• _What is needed_
Return the entries below in their exact form, leaving the pictures out.

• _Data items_
===============

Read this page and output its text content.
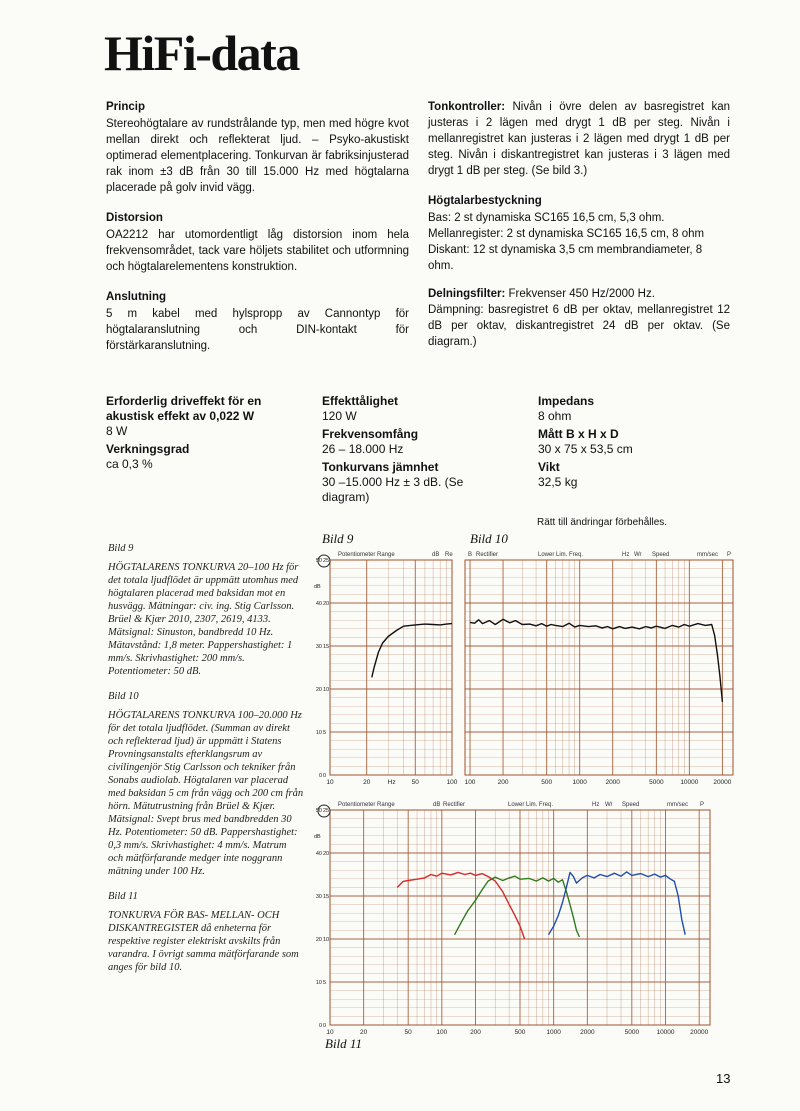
HiFi-data
Princip

Stereohögtalare av rundstrålande typ, men med högre kvot mellan direkt och reflekterat ljud. – Psyko-akustiskt optimerad elementplacering. Tonkurvan är fabriksinjusterad rak inom ±3 dB från 30 till 15.000 Hz med högtalarna placerade på golv invid vägg.

Distorsion

OA2212 har utomordentligt låg distorsion inom hela frekvensområdet, tack vare höljets stabilitet och utformning och högtalarelementens konstruktion.

Anslutning

5 m kabel med hylspropp av Cannontyp för högtalaranslutning och DIN-kontakt för förstärkaranslutning.

Tonkontroller: Nivån i övre delen av basregistret kan justeras i 2 lägen med drygt 1 dB per steg. Nivån i mellanregistret kan justeras i 2 lägen med drygt 1 dB per steg. Nivån i diskantregistret kan justeras i 3 lägen med drygt 1 dB per steg. (Se bild 3.)

Högtalarbestyckning

Bas: 2 st dynamiska SC165 16,5 cm, 5,3 ohm.

Mellanregister: 2 st dynamiska SC165 16,5 cm, 8 ohm

Diskant: 12 st dynamiska 3,5 cm membrandiameter, 8 ohm.

Delningsfilter: Frekvenser 450 Hz/2000 Hz.

Dämpning: basregistret 6 dB per oktav, mellanregistret 12 dB per oktav, diskantregistret 24 dB per oktav. (Se diagram.)

Erforderlig driveffekt för en akustisk effekt av 0,022 W

8 W

Verkningsgrad

ca 0,3 %

Effekttålighet

120 W

Frekvensomfång

26 – 18.000 Hz

Tonkurvans jämnhet

30 –15.000 Hz ± 3 dB. (Se diagram)

Impedans

8 ohm

Mått B x H x D

30 x 75 x 53,5 cm

Vikt

32,5 kg

Rätt till ändringar förbehålles.

Bild 9

HÖGTALARENS TONKURVA 20–100 Hz för det totala ljudflödet är uppmätt utomhus med högtalaren placerad med baksidan mot en husvägg. Mätningar: civ. ing. Stig Carlsson. Brüel & Kjær 2010, 2307, 2619, 4133. Mätsignal: Sinuston, bandbredd 10 Hz. Mätavstånd: 1,8 meter. Pappershastighet: 1 mm/s. Skrivhastighet: 200 mm/s. Potentiometer: 50 dB.

Bild 10

HÖGTALARENS TONKURVA 100–20.000 Hz för det totala ljudflödet. (Summan av direkt och reflekterad ljud) är uppmätt i Statens Provningsanstalts efterklangsrum av civilingenjör Stig Carlsson och tekniker från Sonabs audiolab. Högtalaren var placerad med baksidan 5 cm från vägg och 200 cm från hörn. Mätutrustning från Brüel & Kjær. Mätsignal: Svept brus med bandbredden 30 Hz. Potentiometer: 50 dB. Pappershastighet: 0,3 mm/s. Skrivhastighet: 4 mm/s. Matrum och mätförfarande medger inte noggrann mätning under 100 Hz.

Bild 11

TONKURVA FÖR BAS- MELLAN- OCH DISKANTREGISTER då enheterna för respektive register elektriskt avskilts från varandra. I övrigt samma mätförfarande som anges för bild 10.

Bild 9	Bild 10
Bild 11
10	20	Hz 50	100
0
10
20
30
40
50
0
5
10
15
20
25
dB
100	200	500	1000	2000	5000	10000 20000
10	20	50	100	200	500	1000	2000	5000	10000 20000
0
10
20
30
40
50
0
5
10
15
20
25
dB
Potentiometer Range	dB Re	B Rectifier	Lower Lim. Freq.	Hz Wr Speed	mm/sec P
Potentiometer Range	dB Rectifier	Lower Lim. Freq.	Hz Wr Speed	mm/sec P
13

===============

• _Task solution_
Read this page and output its text content.
HiFi-data
Princip

Stereohögtalare av rundstrålande typ, men med högre kvot mellan direkt och reflekterat ljud. – Psyko-akustiskt optimerad elementplacering. Tonkurvan är fabriksinjusterad rak inom ±3 dB från 30 till 15.000 Hz med högtalarna placerade på golv invid vägg.

Distorsion

OA2212 har utomordentligt låg distorsion inom hela frekvensområdet, tack vare höljets stabilitet och utformning och högtalarelementens konstruktion.

Anslutning

5 m kabel med hylspropp av Cannontyp för högtalaranslutning och DIN-kontakt för förstärkaranslutning.

Tonkontroller: Nivån i övre delen av basregistret kan justeras i 2 lägen med drygt 1 dB per steg. Nivån i mellanregistret kan justeras i 2 lägen med drygt 1 dB per steg. Nivån i diskantregistret kan justeras i 3 lägen med drygt 1 dB per steg. (Se bild 3.)

Högtalarbestyckning

Bas: 2 st dynamiska SC165 16,5 cm, 5,3 ohm.

Mellanregister: 2 st dynamiska SC165 16,5 cm, 8 ohm

Diskant: 12 st dynamiska 3,5 cm membrandiameter, 8 ohm.

Delningsfilter: Frekvenser 450 Hz/2000 Hz.

Dämpning: basregistret 6 dB per oktav, mellanregistret 12 dB per oktav, diskantregistret 24 dB per oktav. (Se diagram.)

Erforderlig driveffekt för en akustisk effekt av 0,022 W

8 W

Verkningsgrad

ca 0,3 %

Effekttålighet

120 W

Frekvensomfång

26 – 18.000 Hz

Tonkurvans jämnhet

30 –15.000 Hz ± 3 dB. (Se diagram)

Impedans

8 ohm

Mått B x H x D

30 x 75 x 53,5 cm

Vikt

32,5 kg

Rätt till ändringar förbehålles.

Bild 9

HÖGTALARENS TONKURVA 20–100 Hz för det totala ljudflödet är uppmätt utomhus med högtalaren placerad med baksidan mot en husvägg. Mätningar: civ. ing. Stig Carlsson. Brüel & Kjær 2010, 2307, 2619, 4133. Mätsignal: Sinuston, bandbredd 10 Hz. Mätavstånd: 1,8 meter. Pappershastighet: 1 mm/s. Skrivhastighet: 200 mm/s. Potentiometer: 50 dB.

Bild 10

HÖGTALARENS TONKURVA 100–20.000 Hz för det totala ljudflödet. (Summan av direkt och reflekterad ljud) är uppmätt i Statens Provningsanstalts efterklangsrum av civilingenjör Stig Carlsson och tekniker från Sonabs audiolab. Högtalaren var placerad med baksidan 5 cm från vägg och 200 cm från hörn. Mätutrustning från Brüel & Kjær. Mätsignal: Svept brus med bandbredden 30 Hz. Potentiometer: 50 dB. Pappershastighet: 0,3 mm/s. Skrivhastighet: 4 mm/s. Matrum och mätförfarande medger inte noggrann mätning under 100 Hz.

Bild 11

TONKURVA FÖR BAS- MELLAN- OCH DISKANTREGISTER då enheterna för respektive register elektriskt avskilts från varandra. I övrigt samma mätförfarande som anges för bild 10.

Bild 9	Bild 10
Bild 11
10	20	Hz 50	100
0
10
20
30
40
50
0
5
10
15
20
25
dB
100	200	500	1000	2000	5000	10000 20000
10	20	50	100	200	500	1000	2000	5000	10000 20000
0
10
20
30
40
50
0
5
10
15
20
25
dB
Potentiometer Range	dB Re	B Rectifier	Lower Lim. Freq.	Hz Wr Speed	mm/sec P
Potentiometer Range	dB Rectifier	Lower Lim. Freq.	Hz Wr Speed	mm/sec P
13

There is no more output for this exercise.